_SHORT PROBLEM_:
Every line below must be reproduced exactly. Copy them all.

Extracts from a graphics dataset
— Begin —

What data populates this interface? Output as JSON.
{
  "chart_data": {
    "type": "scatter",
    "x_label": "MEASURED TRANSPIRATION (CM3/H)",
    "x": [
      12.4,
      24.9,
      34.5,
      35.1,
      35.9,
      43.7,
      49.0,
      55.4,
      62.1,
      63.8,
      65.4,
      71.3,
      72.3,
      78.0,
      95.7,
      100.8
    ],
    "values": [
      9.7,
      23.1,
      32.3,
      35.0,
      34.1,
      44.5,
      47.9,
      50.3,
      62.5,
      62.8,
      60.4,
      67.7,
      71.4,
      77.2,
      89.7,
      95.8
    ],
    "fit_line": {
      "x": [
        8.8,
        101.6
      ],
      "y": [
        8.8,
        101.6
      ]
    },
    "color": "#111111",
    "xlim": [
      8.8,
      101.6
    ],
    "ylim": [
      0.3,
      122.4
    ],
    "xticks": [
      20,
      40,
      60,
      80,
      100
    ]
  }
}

— End —

_SOLVED EXERCISE_:
What data populates this interface? Output as JSON.
{
  "chart_data": {
    "type": "scatter",
    "x_label": "MEASURED TRANSPIRATION (CM3/H)",
    "x": [
      12.4,
      24.9,
      34.5,
      35.1,
      35.9,
      43.7,
      49.0,
      55.4,
      62.1,
      63.8,
      65.4,
      71.3,
      72.3,
      78.0,
      95.7,
      100.8
    ],
    "values": [
      9.7,
      23.1,
      32.3,
      35.0,
      34.1,
      44.5,
      47.9,
      50.3,
      62.5,
      62.8,
      60.4,
      67.7,
      71.4,
      77.2,
      89.7,
      95.8
    ],
    "fit_line": {
      "x": [
        8.8,
        101.6
      ],
      "y": [
        8.8,
        101.6
      ]
    },
    "color": "#111111",
    "xlim": [
      8.8,
      101.6
    ],
    "ylim": [
      0.3,
      122.4
    ],
    "xticks": [
      20,
      40,
      60,
      80,
      100
    ]
  }
}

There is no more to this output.